### DATA ROWS ###

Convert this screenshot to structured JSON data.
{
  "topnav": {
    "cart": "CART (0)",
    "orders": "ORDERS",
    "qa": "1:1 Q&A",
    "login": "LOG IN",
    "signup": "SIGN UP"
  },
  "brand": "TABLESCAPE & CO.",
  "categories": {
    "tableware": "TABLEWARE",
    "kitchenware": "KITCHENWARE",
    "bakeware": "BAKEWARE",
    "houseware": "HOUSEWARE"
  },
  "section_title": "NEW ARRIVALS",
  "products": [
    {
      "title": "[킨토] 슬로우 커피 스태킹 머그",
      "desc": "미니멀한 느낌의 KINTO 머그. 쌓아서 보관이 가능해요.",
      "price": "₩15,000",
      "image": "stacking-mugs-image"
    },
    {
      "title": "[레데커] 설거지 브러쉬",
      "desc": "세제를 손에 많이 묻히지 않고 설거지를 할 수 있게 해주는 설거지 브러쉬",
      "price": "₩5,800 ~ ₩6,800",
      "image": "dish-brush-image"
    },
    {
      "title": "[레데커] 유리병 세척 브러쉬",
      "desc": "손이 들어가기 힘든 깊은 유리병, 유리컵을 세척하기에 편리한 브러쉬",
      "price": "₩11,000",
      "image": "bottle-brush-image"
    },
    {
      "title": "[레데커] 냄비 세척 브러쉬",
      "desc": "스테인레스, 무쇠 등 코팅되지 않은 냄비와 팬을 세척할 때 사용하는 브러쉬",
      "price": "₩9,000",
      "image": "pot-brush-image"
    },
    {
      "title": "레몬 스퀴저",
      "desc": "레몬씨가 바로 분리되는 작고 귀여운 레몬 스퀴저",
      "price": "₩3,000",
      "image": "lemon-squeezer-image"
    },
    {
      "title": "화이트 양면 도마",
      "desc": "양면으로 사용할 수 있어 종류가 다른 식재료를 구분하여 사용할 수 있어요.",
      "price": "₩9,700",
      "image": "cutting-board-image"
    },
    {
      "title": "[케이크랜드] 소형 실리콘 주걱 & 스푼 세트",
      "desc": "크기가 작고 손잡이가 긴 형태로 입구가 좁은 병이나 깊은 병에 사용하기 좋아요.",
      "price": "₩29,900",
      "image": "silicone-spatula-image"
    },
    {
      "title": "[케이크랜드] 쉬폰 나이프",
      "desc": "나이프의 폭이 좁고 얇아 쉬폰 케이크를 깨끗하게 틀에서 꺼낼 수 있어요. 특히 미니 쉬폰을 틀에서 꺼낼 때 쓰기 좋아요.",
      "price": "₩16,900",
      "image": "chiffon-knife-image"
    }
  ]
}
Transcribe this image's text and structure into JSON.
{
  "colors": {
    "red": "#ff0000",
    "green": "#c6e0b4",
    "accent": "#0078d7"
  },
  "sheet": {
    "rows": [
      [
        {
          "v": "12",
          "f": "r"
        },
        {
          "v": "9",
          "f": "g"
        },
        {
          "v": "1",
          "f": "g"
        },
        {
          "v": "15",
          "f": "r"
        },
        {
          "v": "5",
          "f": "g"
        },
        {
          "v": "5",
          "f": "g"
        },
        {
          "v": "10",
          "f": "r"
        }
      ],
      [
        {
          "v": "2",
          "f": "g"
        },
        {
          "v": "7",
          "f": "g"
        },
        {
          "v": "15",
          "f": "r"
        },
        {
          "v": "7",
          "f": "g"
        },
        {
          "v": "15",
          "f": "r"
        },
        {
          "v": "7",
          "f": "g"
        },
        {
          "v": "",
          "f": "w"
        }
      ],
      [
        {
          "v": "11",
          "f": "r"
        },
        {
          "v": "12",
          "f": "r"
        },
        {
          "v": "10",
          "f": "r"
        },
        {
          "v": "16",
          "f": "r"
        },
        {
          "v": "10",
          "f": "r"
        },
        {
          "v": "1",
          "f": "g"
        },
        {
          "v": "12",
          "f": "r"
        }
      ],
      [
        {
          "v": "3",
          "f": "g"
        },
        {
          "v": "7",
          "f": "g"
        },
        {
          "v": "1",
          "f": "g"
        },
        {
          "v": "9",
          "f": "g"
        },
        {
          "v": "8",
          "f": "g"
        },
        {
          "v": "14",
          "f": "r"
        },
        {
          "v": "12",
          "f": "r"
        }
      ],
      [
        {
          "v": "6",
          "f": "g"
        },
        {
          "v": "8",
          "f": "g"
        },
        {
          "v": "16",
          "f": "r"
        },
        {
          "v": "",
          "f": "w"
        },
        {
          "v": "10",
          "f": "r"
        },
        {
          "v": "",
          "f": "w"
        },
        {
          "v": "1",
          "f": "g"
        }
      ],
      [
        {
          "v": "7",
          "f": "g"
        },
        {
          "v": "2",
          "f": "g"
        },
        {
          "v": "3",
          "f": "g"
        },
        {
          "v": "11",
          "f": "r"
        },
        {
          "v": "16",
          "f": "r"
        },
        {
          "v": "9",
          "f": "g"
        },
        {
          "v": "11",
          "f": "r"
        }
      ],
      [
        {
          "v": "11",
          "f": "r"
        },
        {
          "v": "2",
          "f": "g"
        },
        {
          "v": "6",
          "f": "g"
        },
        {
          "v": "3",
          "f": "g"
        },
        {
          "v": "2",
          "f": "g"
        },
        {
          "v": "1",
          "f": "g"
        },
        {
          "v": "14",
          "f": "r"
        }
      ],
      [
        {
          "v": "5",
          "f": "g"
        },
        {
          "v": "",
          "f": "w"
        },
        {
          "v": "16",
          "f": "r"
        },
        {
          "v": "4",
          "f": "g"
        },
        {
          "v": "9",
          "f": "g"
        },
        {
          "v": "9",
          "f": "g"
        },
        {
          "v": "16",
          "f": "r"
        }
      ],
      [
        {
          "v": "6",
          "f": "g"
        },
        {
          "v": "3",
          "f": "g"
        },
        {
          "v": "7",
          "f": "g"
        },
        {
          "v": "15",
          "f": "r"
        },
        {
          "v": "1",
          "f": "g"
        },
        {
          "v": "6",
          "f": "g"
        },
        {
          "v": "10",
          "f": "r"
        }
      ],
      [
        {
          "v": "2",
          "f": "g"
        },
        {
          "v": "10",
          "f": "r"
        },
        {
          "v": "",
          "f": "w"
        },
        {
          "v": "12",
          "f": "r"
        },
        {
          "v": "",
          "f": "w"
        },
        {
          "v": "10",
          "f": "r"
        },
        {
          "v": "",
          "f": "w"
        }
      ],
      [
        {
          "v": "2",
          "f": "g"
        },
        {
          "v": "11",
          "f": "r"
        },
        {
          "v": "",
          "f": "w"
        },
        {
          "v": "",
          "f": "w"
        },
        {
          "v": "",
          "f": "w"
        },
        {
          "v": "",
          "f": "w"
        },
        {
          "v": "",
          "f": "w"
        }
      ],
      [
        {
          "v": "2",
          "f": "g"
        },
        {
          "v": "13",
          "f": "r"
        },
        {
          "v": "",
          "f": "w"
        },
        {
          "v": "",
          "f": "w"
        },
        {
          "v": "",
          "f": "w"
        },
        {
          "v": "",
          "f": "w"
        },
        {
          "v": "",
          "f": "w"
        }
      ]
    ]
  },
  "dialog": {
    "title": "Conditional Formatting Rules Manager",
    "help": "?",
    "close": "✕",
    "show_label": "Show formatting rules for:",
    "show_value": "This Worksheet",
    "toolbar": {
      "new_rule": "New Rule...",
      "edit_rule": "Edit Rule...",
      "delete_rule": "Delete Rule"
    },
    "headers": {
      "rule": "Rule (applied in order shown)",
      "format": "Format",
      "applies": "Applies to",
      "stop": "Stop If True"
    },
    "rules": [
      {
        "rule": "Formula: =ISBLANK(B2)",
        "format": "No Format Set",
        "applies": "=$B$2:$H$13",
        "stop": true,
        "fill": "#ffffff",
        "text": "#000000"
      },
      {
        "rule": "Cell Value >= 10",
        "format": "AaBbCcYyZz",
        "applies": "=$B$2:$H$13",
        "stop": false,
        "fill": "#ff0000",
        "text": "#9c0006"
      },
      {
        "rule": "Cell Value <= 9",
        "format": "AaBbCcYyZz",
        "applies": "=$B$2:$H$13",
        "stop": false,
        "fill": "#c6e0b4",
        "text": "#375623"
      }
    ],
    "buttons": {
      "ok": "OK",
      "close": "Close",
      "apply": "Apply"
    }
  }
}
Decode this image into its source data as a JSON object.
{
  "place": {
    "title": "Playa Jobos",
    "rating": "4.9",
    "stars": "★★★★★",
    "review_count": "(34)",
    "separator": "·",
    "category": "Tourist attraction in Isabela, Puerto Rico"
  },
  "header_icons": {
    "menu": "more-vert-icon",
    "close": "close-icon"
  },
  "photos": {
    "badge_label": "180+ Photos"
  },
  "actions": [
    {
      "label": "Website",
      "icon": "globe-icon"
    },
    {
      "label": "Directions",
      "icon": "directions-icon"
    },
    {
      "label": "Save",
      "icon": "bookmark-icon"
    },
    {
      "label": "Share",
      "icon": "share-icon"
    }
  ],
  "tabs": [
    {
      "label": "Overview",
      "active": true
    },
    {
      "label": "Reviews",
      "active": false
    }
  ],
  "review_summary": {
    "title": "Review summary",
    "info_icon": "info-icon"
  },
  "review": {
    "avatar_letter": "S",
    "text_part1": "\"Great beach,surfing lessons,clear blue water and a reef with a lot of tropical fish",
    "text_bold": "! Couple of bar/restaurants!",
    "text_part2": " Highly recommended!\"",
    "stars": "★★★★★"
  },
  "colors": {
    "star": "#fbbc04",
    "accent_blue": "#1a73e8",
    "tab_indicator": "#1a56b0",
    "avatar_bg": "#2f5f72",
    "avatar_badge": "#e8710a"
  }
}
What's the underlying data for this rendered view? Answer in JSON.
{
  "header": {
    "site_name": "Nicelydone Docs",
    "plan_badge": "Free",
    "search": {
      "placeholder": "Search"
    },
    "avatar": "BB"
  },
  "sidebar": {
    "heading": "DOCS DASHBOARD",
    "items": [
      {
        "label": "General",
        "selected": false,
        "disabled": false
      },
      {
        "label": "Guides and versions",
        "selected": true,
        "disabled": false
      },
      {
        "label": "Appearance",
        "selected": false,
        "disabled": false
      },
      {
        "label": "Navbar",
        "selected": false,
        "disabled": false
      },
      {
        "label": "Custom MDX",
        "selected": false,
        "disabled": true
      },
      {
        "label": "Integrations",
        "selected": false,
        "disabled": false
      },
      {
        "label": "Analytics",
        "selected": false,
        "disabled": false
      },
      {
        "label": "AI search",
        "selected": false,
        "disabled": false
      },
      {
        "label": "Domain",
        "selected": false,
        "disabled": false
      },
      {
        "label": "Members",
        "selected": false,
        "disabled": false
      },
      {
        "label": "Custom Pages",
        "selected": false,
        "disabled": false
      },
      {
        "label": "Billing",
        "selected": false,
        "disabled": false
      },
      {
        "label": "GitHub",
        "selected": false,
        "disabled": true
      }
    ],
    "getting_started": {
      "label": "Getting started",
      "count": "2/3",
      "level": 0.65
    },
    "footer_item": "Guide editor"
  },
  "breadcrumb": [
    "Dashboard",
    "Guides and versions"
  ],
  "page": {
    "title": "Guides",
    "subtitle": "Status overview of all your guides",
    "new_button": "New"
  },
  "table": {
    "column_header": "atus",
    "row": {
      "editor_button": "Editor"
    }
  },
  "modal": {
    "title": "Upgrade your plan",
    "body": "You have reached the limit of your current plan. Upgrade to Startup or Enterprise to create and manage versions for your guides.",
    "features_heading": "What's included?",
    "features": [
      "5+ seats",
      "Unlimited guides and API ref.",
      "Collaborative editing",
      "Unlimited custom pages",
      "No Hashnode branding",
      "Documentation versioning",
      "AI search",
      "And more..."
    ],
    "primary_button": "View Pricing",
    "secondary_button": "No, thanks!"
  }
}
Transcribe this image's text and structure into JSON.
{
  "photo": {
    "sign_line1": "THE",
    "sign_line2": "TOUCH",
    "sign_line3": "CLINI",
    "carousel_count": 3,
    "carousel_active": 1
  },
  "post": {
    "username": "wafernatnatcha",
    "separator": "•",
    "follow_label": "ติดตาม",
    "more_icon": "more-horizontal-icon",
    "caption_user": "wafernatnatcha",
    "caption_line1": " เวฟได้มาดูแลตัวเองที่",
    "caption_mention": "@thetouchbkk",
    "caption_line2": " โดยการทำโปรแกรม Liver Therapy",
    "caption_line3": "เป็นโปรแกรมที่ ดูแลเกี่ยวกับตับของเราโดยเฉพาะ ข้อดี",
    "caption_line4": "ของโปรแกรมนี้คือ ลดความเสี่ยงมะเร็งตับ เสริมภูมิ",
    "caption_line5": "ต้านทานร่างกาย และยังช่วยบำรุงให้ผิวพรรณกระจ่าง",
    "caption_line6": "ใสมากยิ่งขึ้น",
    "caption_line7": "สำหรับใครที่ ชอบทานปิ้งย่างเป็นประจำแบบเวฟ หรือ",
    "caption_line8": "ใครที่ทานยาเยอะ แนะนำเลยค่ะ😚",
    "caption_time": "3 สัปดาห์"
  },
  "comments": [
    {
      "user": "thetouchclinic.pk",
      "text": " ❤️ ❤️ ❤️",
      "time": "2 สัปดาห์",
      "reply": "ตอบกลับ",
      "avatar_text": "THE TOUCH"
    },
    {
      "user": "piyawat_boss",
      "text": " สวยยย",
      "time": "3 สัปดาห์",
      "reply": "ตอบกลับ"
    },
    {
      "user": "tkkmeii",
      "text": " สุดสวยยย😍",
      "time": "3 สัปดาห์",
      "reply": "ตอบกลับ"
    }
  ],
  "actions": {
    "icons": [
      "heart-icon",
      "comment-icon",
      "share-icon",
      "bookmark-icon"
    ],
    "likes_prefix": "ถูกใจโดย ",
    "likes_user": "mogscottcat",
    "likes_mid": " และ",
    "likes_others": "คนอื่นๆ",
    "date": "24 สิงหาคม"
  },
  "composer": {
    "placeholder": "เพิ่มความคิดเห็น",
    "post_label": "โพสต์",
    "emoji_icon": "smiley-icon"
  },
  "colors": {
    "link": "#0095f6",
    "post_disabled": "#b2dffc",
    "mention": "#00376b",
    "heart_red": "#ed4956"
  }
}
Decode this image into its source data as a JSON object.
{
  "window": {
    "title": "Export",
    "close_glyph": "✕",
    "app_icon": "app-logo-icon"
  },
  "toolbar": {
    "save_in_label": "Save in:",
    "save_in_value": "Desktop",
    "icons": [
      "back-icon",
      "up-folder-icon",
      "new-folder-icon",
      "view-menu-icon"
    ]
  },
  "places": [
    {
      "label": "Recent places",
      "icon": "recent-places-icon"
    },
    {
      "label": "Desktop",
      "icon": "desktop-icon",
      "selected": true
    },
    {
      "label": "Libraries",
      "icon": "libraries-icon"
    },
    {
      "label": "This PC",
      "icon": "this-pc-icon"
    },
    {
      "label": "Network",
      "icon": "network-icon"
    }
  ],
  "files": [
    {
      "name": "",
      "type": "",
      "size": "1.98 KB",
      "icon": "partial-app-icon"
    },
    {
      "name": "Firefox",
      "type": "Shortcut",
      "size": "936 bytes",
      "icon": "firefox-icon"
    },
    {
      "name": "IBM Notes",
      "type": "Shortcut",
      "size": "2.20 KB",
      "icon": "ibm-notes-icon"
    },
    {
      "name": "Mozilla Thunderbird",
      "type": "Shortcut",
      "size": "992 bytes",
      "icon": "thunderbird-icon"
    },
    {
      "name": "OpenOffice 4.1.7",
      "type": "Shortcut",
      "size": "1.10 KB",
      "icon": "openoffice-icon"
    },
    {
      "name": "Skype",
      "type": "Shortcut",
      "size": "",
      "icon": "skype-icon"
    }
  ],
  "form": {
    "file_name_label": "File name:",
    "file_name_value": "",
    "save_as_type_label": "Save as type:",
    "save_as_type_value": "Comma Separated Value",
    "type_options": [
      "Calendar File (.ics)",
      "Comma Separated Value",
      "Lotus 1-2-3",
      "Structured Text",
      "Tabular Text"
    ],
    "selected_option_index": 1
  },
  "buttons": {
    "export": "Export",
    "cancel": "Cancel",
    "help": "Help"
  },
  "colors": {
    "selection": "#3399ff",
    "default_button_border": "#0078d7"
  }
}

###

## PROBLEM DETAILS
Copy out the lines in which the string "What" appears.

## RIGHT ANSWER
What's the underlying data for this rendered view? Answer in JSON.
    "features_heading": "What's included?",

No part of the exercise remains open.